## Task to complete
Which lines in the records below contain the word "they"? Copy each one out.

## Record extracts
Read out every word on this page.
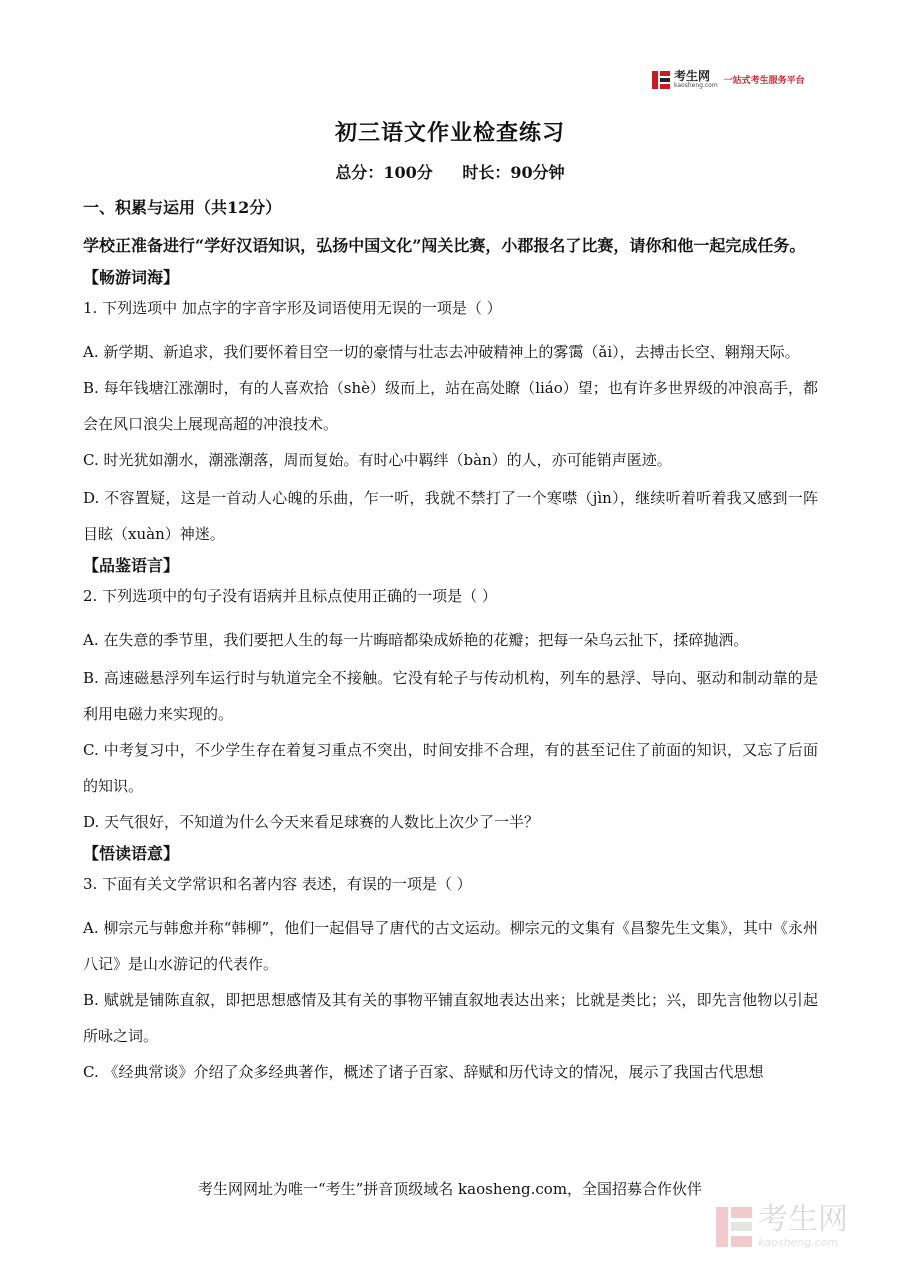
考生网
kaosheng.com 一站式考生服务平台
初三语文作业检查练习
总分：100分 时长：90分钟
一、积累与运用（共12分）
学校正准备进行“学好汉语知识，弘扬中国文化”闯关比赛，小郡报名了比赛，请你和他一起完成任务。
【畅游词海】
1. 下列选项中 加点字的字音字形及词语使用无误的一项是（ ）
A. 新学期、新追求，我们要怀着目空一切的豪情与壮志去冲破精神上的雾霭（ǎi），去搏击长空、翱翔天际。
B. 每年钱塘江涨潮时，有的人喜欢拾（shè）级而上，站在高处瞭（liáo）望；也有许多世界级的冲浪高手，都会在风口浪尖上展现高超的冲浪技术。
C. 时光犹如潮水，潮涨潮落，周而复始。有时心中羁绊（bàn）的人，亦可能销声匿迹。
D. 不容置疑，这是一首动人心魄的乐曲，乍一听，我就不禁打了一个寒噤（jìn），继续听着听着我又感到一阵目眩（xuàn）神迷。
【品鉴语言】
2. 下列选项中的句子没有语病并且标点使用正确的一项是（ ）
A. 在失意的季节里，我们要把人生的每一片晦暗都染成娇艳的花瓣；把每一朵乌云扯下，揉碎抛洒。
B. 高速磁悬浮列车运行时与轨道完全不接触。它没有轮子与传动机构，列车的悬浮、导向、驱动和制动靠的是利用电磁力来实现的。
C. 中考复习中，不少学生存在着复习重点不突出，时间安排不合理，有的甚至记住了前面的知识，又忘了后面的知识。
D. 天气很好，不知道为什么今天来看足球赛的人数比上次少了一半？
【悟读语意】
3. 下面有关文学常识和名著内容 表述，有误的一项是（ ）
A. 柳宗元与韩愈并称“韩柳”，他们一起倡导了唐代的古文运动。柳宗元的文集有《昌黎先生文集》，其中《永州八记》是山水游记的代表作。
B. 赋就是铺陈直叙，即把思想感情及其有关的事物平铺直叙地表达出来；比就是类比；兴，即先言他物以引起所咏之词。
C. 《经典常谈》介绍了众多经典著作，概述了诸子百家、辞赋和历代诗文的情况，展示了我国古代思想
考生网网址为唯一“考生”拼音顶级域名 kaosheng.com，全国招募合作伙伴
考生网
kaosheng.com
...
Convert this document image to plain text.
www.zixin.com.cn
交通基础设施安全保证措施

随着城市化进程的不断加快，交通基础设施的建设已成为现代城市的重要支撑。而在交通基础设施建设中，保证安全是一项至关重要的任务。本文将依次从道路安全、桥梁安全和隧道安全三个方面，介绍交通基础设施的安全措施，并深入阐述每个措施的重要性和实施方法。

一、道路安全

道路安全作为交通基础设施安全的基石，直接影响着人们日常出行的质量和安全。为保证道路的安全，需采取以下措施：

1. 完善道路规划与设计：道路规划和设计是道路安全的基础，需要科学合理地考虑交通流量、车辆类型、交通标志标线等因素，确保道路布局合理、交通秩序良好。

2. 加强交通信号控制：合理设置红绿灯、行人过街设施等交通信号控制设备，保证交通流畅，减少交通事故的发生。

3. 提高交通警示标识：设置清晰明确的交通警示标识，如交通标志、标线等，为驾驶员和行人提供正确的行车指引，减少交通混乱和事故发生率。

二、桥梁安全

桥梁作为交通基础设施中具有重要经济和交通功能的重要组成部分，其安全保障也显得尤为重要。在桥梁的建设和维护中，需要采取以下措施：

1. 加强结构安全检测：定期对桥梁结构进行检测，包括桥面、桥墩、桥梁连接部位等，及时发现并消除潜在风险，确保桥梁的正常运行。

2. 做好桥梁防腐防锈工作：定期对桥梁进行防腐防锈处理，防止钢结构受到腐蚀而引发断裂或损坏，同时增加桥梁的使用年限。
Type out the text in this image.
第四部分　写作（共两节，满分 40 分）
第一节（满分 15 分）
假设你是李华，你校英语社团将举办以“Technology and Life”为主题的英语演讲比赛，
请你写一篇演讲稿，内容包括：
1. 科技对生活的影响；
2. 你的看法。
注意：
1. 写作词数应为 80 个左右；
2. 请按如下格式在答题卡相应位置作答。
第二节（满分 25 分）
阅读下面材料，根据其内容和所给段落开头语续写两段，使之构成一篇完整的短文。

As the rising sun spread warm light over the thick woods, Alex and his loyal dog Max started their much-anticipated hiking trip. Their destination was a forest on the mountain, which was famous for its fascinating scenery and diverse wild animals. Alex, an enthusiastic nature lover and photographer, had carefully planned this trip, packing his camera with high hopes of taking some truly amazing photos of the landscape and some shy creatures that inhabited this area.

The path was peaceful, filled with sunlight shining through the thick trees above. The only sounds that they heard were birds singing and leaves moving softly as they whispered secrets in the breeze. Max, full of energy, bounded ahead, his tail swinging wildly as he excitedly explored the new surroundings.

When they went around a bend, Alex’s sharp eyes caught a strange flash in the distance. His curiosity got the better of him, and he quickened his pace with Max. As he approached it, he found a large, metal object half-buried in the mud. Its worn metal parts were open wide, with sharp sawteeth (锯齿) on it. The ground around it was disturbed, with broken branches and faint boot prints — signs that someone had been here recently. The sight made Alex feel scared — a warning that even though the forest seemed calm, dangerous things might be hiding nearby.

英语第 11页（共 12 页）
==
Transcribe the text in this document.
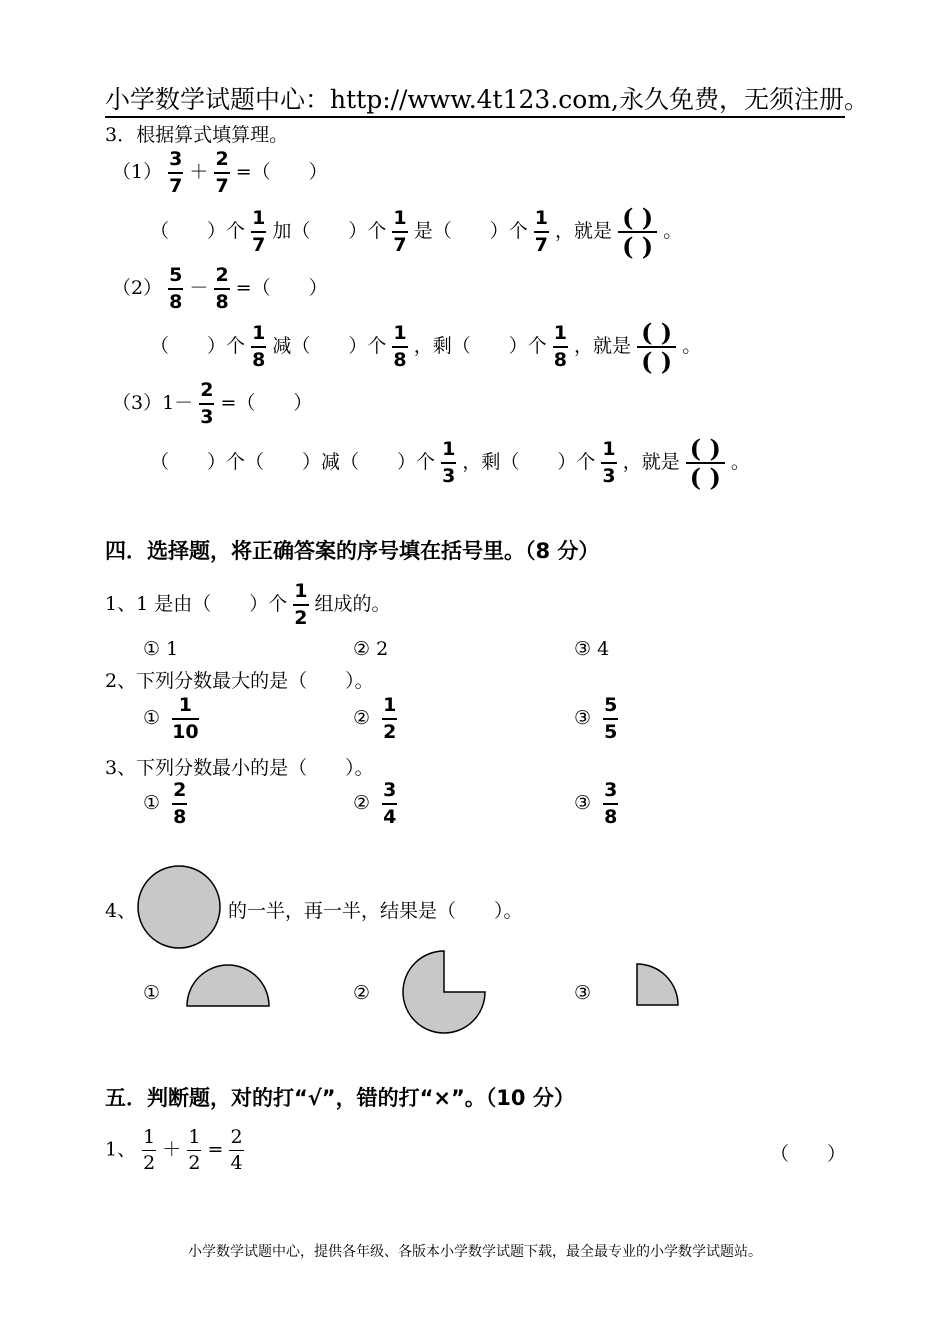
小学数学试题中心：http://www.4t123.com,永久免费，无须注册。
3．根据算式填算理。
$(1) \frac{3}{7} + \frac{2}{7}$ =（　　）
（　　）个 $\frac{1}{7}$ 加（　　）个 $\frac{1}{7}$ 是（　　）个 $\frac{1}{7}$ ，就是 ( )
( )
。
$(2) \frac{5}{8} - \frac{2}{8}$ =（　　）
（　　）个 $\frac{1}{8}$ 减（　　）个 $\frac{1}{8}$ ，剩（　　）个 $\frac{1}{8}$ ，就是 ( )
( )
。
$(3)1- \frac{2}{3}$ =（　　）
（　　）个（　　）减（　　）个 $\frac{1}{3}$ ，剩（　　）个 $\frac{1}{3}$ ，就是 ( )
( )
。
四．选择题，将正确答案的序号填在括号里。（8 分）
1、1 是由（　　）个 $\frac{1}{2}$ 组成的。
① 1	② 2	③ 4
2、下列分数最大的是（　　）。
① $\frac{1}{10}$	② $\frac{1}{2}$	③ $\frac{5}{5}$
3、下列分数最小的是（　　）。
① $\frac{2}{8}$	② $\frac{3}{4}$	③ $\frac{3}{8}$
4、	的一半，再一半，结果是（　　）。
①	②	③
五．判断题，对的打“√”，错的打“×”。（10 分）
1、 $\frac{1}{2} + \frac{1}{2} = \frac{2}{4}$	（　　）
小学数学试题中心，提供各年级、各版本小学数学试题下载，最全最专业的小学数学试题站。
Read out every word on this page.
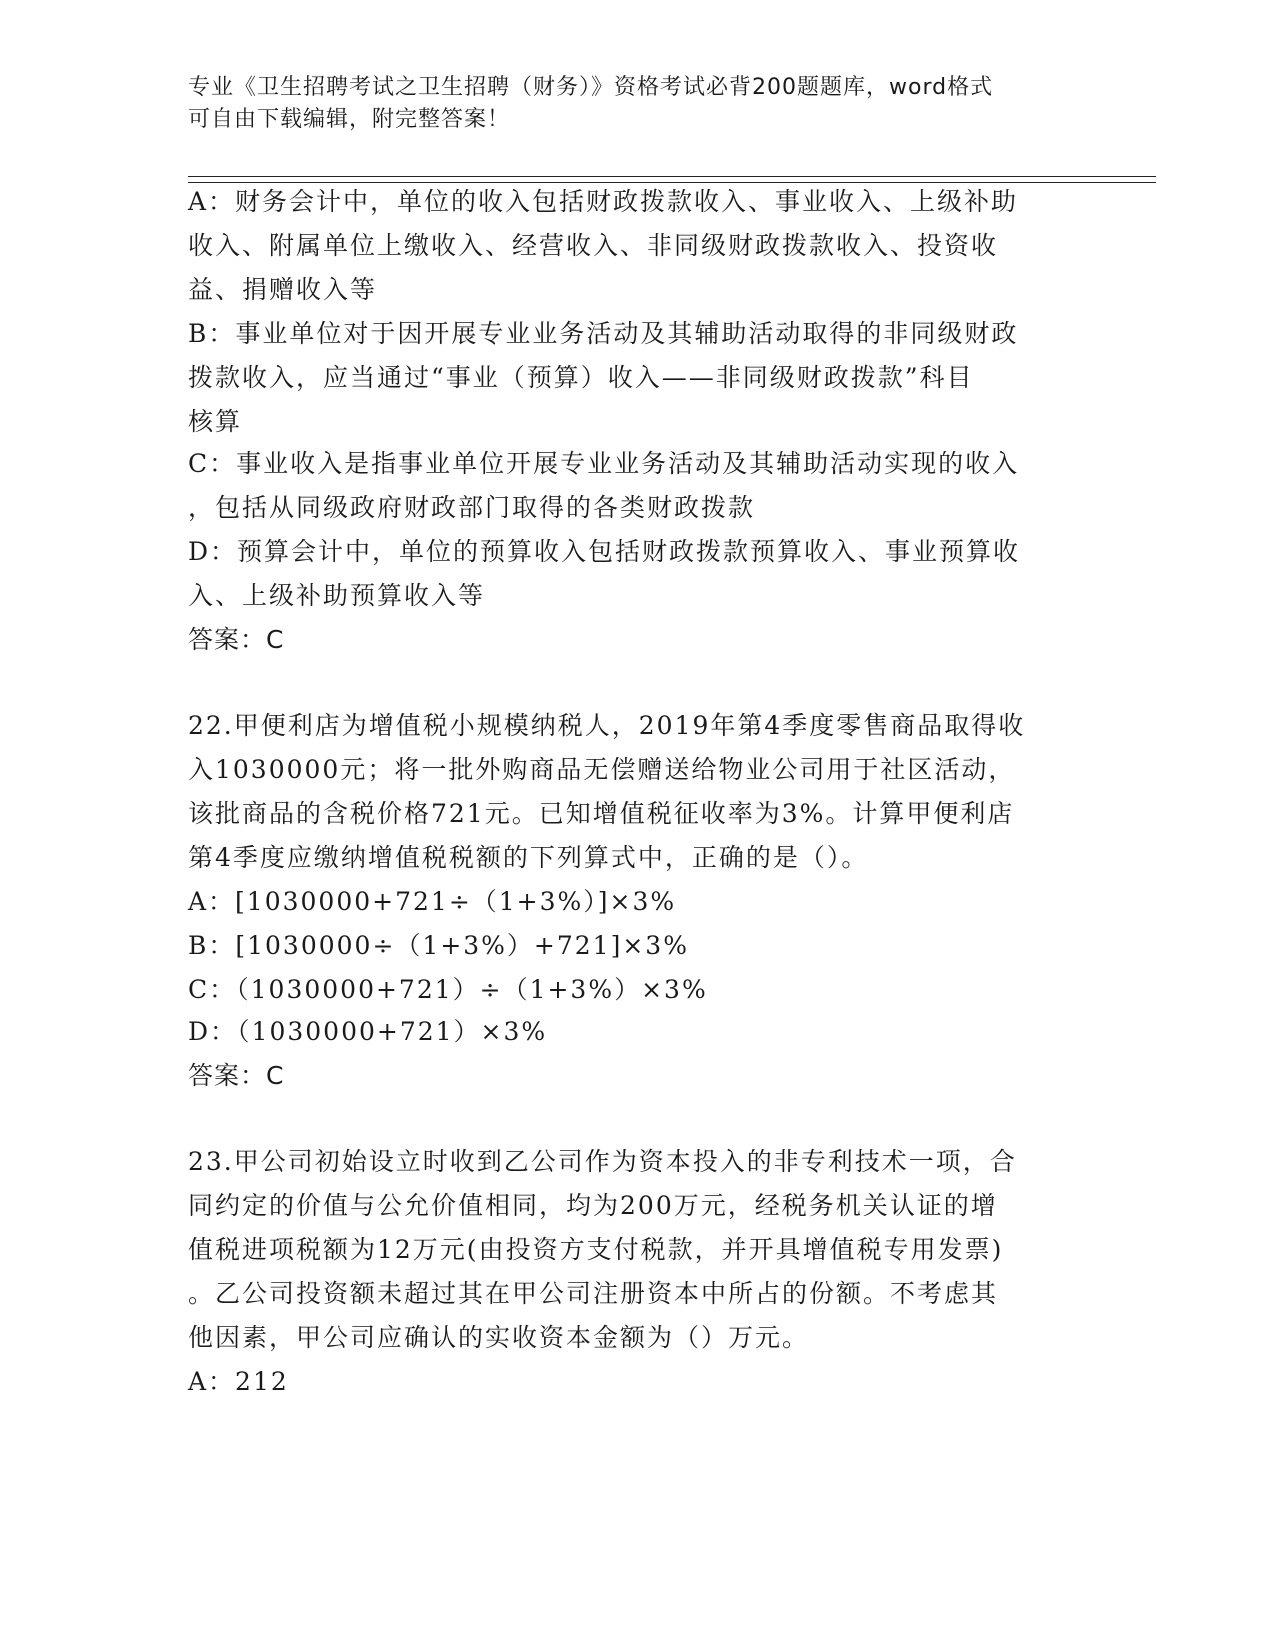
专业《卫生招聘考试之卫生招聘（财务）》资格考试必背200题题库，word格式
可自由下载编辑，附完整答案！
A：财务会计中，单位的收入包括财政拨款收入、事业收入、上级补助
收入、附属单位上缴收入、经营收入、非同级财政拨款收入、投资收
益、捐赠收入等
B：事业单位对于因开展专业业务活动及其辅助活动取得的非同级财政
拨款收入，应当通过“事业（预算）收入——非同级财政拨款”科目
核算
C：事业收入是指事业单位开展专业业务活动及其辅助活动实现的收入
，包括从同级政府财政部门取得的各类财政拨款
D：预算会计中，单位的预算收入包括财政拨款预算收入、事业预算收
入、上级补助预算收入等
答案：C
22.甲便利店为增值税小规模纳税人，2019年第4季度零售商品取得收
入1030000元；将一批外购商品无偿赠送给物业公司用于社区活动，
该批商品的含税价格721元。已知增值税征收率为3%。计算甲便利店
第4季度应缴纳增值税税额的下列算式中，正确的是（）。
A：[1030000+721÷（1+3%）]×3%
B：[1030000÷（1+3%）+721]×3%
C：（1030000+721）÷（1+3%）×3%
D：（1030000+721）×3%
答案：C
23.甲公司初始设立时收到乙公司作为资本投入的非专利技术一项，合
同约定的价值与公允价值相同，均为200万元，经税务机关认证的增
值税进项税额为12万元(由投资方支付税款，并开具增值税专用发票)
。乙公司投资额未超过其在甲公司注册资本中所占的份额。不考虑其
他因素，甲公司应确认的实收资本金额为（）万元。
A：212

## Solution for this task
The path was peaceful, filled with sunlight shining through the thick trees above. The only sounds that they heard were birds singing and leaves moving softly as they whispered secrets in the breeze. Max, full of energy, bounded ahead, his tail swinging wildly as he excitedly explored the new surroundings.
When they went around a bend, Alex’s sharp eyes caught a strange flash in the distance. His curiosity got the better of him, and he quickened his pace with Max. As he approached it, he found a large, metal object half-buried in the mud. Its worn metal parts were open wide, with sharp sawteeth (锯齿) on it. The ground around it was disturbed, with broken branches and faint boot prints — signs that someone had been here recently. The sight made Alex feel scared — a warning that even though the forest seemed calm, dangerous things might be hiding nearby.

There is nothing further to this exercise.